> **Exercise brief**:
Rewrite the rows below, changing "section-heading" to "chapter-heading" wherever it appears and keeping everything else unchanged, and omit the pictures from your answer.

> **Data for the task**:
>>>>

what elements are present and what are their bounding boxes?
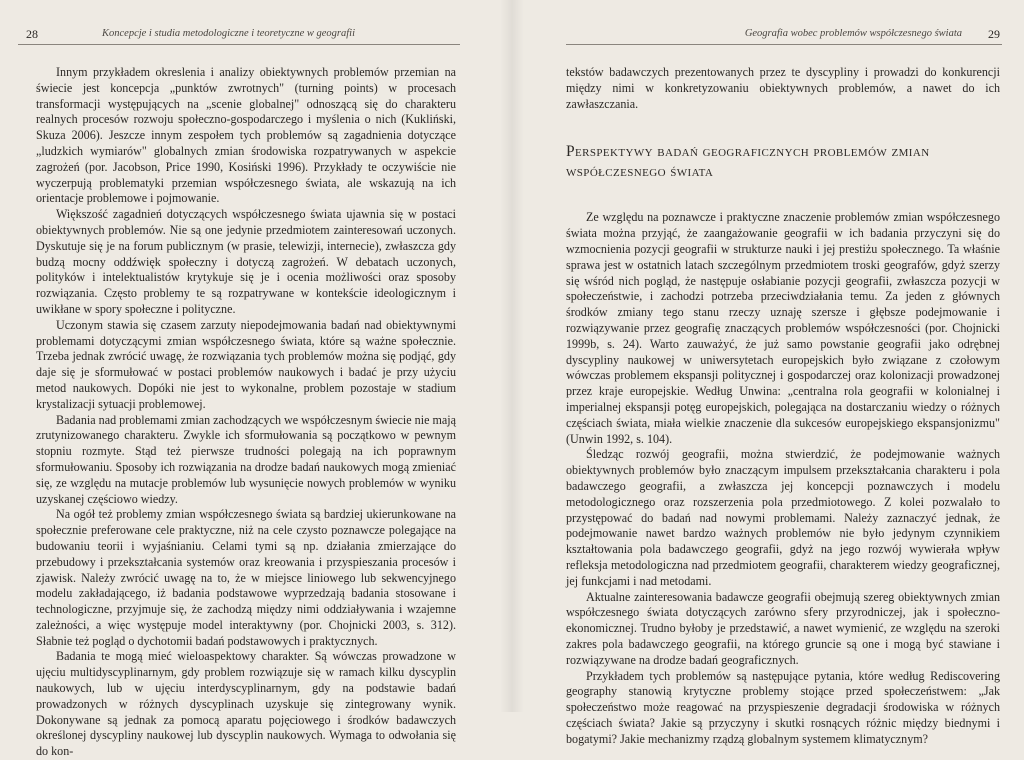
page-number-right: 29	[988, 27, 1000, 41]
running-head-left	[18, 24, 460, 45]
paragraph: Ze względu na poznawcze i praktyczne znaczenie problemów zmian współczesnego świata można przyjąć, że zaangażowanie geografii w ich badania przyczyni się do wzmocnienia pozycji geografii w strukturze nauki i jej prestiżu społecznego. Ta właśnie sprawa jest w ostatnich latach szczególnym przedmiotem troski geografów, gdyż szerzy się wśród nich pogląd, że następuje osłabianie pozycji geografii, zwłaszcza pozycji w społeczeństwie, i zachodzi potrzeba przeciwdziałania temu. Za jeden z głównych środków zmiany tego stanu rzeczy uznaję szersze i głębsze podejmowanie i rozwiązywanie przez geografię znaczących problemów współczesności (por. Chojnicki 1999b, s. 24). Warto zauważyć, że już samo powstanie geografii jako odrębnej dyscypliny naukowej w uniwersytetach europejskich było związane z czołowym wówczas problemem ekspansji politycznej i gospodarczej oraz kolonizacji prowadzonej przez kraje europejskie. Według Unwina: „centralna rola geografii w kolonialnej i imperialnej ekspansji potęg europejskich, polegająca na dostarczaniu wiedzy o różnych częściach świata, miała wielkie znaczenie dla sukcesów europejskiego ekspansjonizmu" (Unwin 1992, s. 104).	[566, 210, 1000, 446]
section-heading: Perspektywy badań geograficznych problemów zmian współczesnego świata	[566, 143, 930, 181]
paragraph: Uczonym stawia się czasem zarzuty niepodejmowania badań nad obiektywnymi problemami dotyczącymi zmian współczesnego świata, które są ważne społecznie. Trzeba jednak zwrócić uwagę, że rozwiązania tych problemów można się podjąć, gdy daje się je sformułować w postaci problemów naukowych i badać je przy użyciu metod naukowych. Dopóki nie jest to wykonalne, problem pozostaje w stadium krystalizacji sytuacji problemowej.	[36, 317, 456, 411]
running-head-right	[566, 24, 1002, 45]
paragraph: Badania te mogą mieć wieloaspektowy charakter. Są wówczas prowadzone w ujęciu multidyscyplinarnym, gdy problem rozwiązuje się w ramach kilku dyscyplin naukowych, lub w ujęciu interdyscyplinarnym, gdy na podstawie badań prowadzonych w różnych dyscyplinach uzyskuje się zintegrowany wynik. Dokonywane są jednak za pomocą aparatu pojęciowego i środków badawczych określonej dyscypliny naukowej lub dyscyplin naukowych. Wymaga to odwołania się do kon-	[36, 649, 456, 759]
paragraph: Śledząc rozwój geografii, można stwierdzić, że podejmowanie ważnych obiektywnych problemów było znaczącym impulsem przekształcania charakteru i pola badawczego geografii, a zwłaszcza jej koncepcji poznawczych i modelu metodologicznego oraz rozszerzenia pola przedmiotowego. Z kolei pozwalało to przystępować do badań nad nowymi problemami. Należy zaznaczyć jednak, że podejmowanie nawet bardzo ważnych problemów nie było jedynym czynnikiem kształtowania pola badawczego geografii, gdyż na jego rozwój wywierała wpływ refleksja metodologiczna nad przedmiotem geografii, charakterem wiedzy geograficznej, jej funkcjami i nad metodami.	[566, 447, 1000, 588]
paragraph-continued: tekstów badawczych prezentowanych przez te dyscypliny i prowadzi do konkurencji między nimi w konkretyzowaniu obiektywnych problemów, a nawet do ich zawłaszczania.	[566, 65, 1000, 111]
right-page	[518, 0, 1024, 746]
running-title-right: Geografia wobec problemów współczesnego świata	[744, 28, 962, 39]
paragraph: Większość zagadnień dotyczących współczesnego świata ujawnia się w postaci obiektywnych problemów. Nie są one jedynie przedmiotem zainteresowań uczonych. Dyskutuje się je na forum publicznym (w prasie, telewizji, internecie), zwłaszcza gdy budzą mocny oddźwięk społeczny i dotyczą zagrożeń. W debatach uczonych, polityków i intelektualistów krytykuje się je i ocenia możliwości oraz sposoby rozwiązania. Często problemy te są rozpatrywane w kontekście ideologicznym i uwikłane w spory społeczne i polityczne.	[36, 207, 456, 316]
running-title-left: Koncepcje i studia metodologiczne i teoretyczne w geografii	[102, 28, 356, 39]
page-number-left: 28	[26, 27, 38, 41]
left-page-text	[36, 65, 456, 760]
paragraph: Aktualne zainteresowania badawcze geografii obejmują szereg obiektywnych zmian współczesnego świata dotyczących zarówno sfery przyrodniczej, jak i społeczno-ekonomicznej. Trudno byłoby je przedstawić, a nawet wymienić, ze względu na szeroki zakres pola badawczego geografii, na którego gruncie są one i mogą być stawiane i rozwiązywane na drodze badań geograficznych.	[566, 589, 1000, 667]
left-page	[0, 0, 506, 759]
paragraph: Badania nad problemami zmian zachodzących we współczesnym świecie nie mają zrutynizowanego charakteru. Zwykle ich sformułowania są początkowo w pewnym stopniu rozmyte. Stąd też pierwsze trudności polegają na ich poprawnym sformułowaniu. Sposoby ich rozwiązania na drodze badań naukowych mogą zmieniać się, ze względu na mutacje problemów lub wysunięcie nowych problemów w wyniku uzyskanej częściowo wiedzy.	[36, 412, 456, 506]
right-page-text	[566, 65, 1000, 747]
paragraph: Innym przykładem okreslenia i analizy obiektywnych problemów przemian na świecie jest koncepcja „punktów zwrotnych" (turning points) w procesach transformacji występujących na „scenie globalnej" odnoszącą się do charakteru realnych procesów rozwoju społeczno-gospodarczego i myślenia o nich (Kukliński, Skuza 2006). Jeszcze innym zespołem tych problemów są zagadnienia dotyczące „ludzkich wymiarów" globalnych zmian środowiska rozpatrywanych w aspekcie zagrożeń (por. Jacobson, Price 1990, Kosiński 1996). Przykłady te oczywiście nie wyczerpują problematyki przemian współczesnego świata, ale wskazują na ich orientacje problemowe i pojmowanie.	[36, 65, 456, 206]
paragraph: Przykładem tych problemów są następujące pytania, które według Rediscovering geography stanowią krytyczne problemy stojące przed społeczeństwem: „Jak społeczeństwo może reagować na przyspieszenie degradacji środowiska w różnych częściach świata? Jakie są przyczyny i skutki rosnących różnic między biednymi i bogatymi? Jakie mechanizmy rządzą globalnym systemem klimatycznym?	[566, 668, 1000, 746]
paragraph: Na ogół też problemy zmian współczesnego świata są bardziej ukierunkowane na społecznie preferowane cele praktyczne, niż na cele czysto poznawcze polegające na budowaniu teorii i wyjaśnianiu. Celami tymi są np. działania zmierzające do przebudowy i przekształcania systemów oraz kreowania i przyspieszania procesów i zjawisk. Należy zwrócić uwagę na to, że w miejsce liniowego lub sekwencyjnego modelu zakładającego, iż badania podstawowe wyprzedzają badania stosowane i technologiczne, przyjmuje się, że zachodzą między nimi oddziaływania i wzajemne zależności, a więc występuje model interaktywny (por. Chojnicki 2003, s. 312). Słabnie też pogląd o dychotomii badań podstawowych i praktycznych.	[36, 507, 456, 648]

<<<<

> **Task solution**:
what elements are present and what are their bounding boxes?
page-number-right: 29	[988, 27, 1000, 41]
running-head-left	[18, 24, 460, 45]
paragraph: Ze względu na poznawcze i praktyczne znaczenie problemów zmian współczesnego świata można przyjąć, że zaangażowanie geografii w ich badania przyczyni się do wzmocnienia pozycji geografii w strukturze nauki i jej prestiżu społecznego. Ta właśnie sprawa jest w ostatnich latach szczególnym przedmiotem troski geografów, gdyż szerzy się wśród nich pogląd, że następuje osłabianie pozycji geografii, zwłaszcza pozycji w społeczeństwie, i zachodzi potrzeba przeciwdziałania temu. Za jeden z głównych środków zmiany tego stanu rzeczy uznaję szersze i głębsze podejmowanie i rozwiązywanie przez geografię znaczących problemów współczesności (por. Chojnicki 1999b, s. 24). Warto zauważyć, że już samo powstanie geografii jako odrębnej dyscypliny naukowej w uniwersytetach europejskich było związane z czołowym wówczas problemem ekspansji politycznej i gospodarczej oraz kolonizacji prowadzonej przez kraje europejskie. Według Unwina: „centralna rola geografii w kolonialnej i imperialnej ekspansji potęg europejskich, polegająca na dostarczaniu wiedzy o różnych częściach świata, miała wielkie znaczenie dla sukcesów europejskiego ekspansjonizmu" (Unwin 1992, s. 104).	[566, 210, 1000, 446]
chapter-heading: Perspektywy badań geograficznych problemów zmian współczesnego świata	[566, 143, 930, 181]
paragraph: Uczonym stawia się czasem zarzuty niepodejmowania badań nad obiektywnymi problemami dotyczącymi zmian współczesnego świata, które są ważne społecznie. Trzeba jednak zwrócić uwagę, że rozwiązania tych problemów można się podjąć, gdy daje się je sformułować w postaci problemów naukowych i badać je przy użyciu metod naukowych. Dopóki nie jest to wykonalne, problem pozostaje w stadium krystalizacji sytuacji problemowej.	[36, 317, 456, 411]
running-head-right	[566, 24, 1002, 45]
paragraph: Badania te mogą mieć wieloaspektowy charakter. Są wówczas prowadzone w ujęciu multidyscyplinarnym, gdy problem rozwiązuje się w ramach kilku dyscyplin naukowych, lub w ujęciu interdyscyplinarnym, gdy na podstawie badań prowadzonych w różnych dyscyplinach uzyskuje się zintegrowany wynik. Dokonywane są jednak za pomocą aparatu pojęciowego i środków badawczych określonej dyscypliny naukowej lub dyscyplin naukowych. Wymaga to odwołania się do kon-	[36, 649, 456, 759]
paragraph: Śledząc rozwój geografii, można stwierdzić, że podejmowanie ważnych obiektywnych problemów było znaczącym impulsem przekształcania charakteru i pola badawczego geografii, a zwłaszcza jej koncepcji poznawczych i modelu metodologicznego oraz rozszerzenia pola przedmiotowego. Z kolei pozwalało to przystępować do badań nad nowymi problemami. Należy zaznaczyć jednak, że podejmowanie nawet bardzo ważnych problemów nie było jedynym czynnikiem kształtowania pola badawczego geografii, gdyż na jego rozwój wywierała wpływ refleksja metodologiczna nad przedmiotem geografii, charakterem wiedzy geograficznej, jej funkcjami i nad metodami.	[566, 447, 1000, 588]
paragraph-continued: tekstów badawczych prezentowanych przez te dyscypliny i prowadzi do konkurencji między nimi w konkretyzowaniu obiektywnych problemów, a nawet do ich zawłaszczania.	[566, 65, 1000, 111]
right-page	[518, 0, 1024, 746]
running-title-right: Geografia wobec problemów współczesnego świata	[744, 28, 962, 39]
paragraph: Większość zagadnień dotyczących współczesnego świata ujawnia się w postaci obiektywnych problemów. Nie są one jedynie przedmiotem zainteresowań uczonych. Dyskutuje się je na forum publicznym (w prasie, telewizji, internecie), zwłaszcza gdy budzą mocny oddźwięk społeczny i dotyczą zagrożeń. W debatach uczonych, polityków i intelektualistów krytykuje się je i ocenia możliwości oraz sposoby rozwiązania. Często problemy te są rozpatrywane w kontekście ideologicznym i uwikłane w spory społeczne i polityczne.	[36, 207, 456, 316]
running-title-left: Koncepcje i studia metodologiczne i teoretyczne w geografii	[102, 28, 356, 39]
page-number-left: 28	[26, 27, 38, 41]
left-page-text	[36, 65, 456, 760]
paragraph: Aktualne zainteresowania badawcze geografii obejmują szereg obiektywnych zmian współczesnego świata dotyczących zarówno sfery przyrodniczej, jak i społeczno-ekonomicznej. Trudno byłoby je przedstawić, a nawet wymienić, ze względu na szeroki zakres pola badawczego geografii, na którego gruncie są one i mogą być stawiane i rozwiązywane na drodze badań geograficznych.	[566, 589, 1000, 667]
left-page	[0, 0, 506, 759]
paragraph: Badania nad problemami zmian zachodzących we współczesnym świecie nie mają zrutynizowanego charakteru. Zwykle ich sformułowania są początkowo w pewnym stopniu rozmyte. Stąd też pierwsze trudności polegają na ich poprawnym sformułowaniu. Sposoby ich rozwiązania na drodze badań naukowych mogą zmieniać się, ze względu na mutacje problemów lub wysunięcie nowych problemów w wyniku uzyskanej częściowo wiedzy.	[36, 412, 456, 506]
right-page-text	[566, 65, 1000, 747]
paragraph: Innym przykładem okreslenia i analizy obiektywnych problemów przemian na świecie jest koncepcja „punktów zwrotnych" (turning points) w procesach transformacji występujących na „scenie globalnej" odnoszącą się do charakteru realnych procesów rozwoju społeczno-gospodarczego i myślenia o nich (Kukliński, Skuza 2006). Jeszcze innym zespołem tych problemów są zagadnienia dotyczące „ludzkich wymiarów" globalnych zmian środowiska rozpatrywanych w aspekcie zagrożeń (por. Jacobson, Price 1990, Kosiński 1996). Przykłady te oczywiście nie wyczerpują problematyki przemian współczesnego świata, ale wskazują na ich orientacje problemowe i pojmowanie.	[36, 65, 456, 206]
paragraph: Przykładem tych problemów są następujące pytania, które według Rediscovering geography stanowią krytyczne problemy stojące przed społeczeństwem: „Jak społeczeństwo może reagować na przyspieszenie degradacji środowiska w różnych częściach świata? Jakie są przyczyny i skutki rosnących różnic między biednymi i bogatymi? Jakie mechanizmy rządzą globalnym systemem klimatycznym?	[566, 668, 1000, 746]
paragraph: Na ogół też problemy zmian współczesnego świata są bardziej ukierunkowane na społecznie preferowane cele praktyczne, niż na cele czysto poznawcze polegające na budowaniu teorii i wyjaśnianiu. Celami tymi są np. działania zmierzające do przebudowy i przekształcania systemów oraz kreowania i przyspieszania procesów i zjawisk. Należy zwrócić uwagę na to, że w miejsce liniowego lub sekwencyjnego modelu zakładającego, iż badania podstawowe wyprzedzają badania stosowane i technologiczne, przyjmuje się, że zachodzą między nimi oddziaływania i wzajemne zależności, a więc występuje model interaktywny (por. Chojnicki 2003, s. 312). Słabnie też pogląd o dychotomii badań podstawowych i praktycznych.	[36, 507, 456, 648]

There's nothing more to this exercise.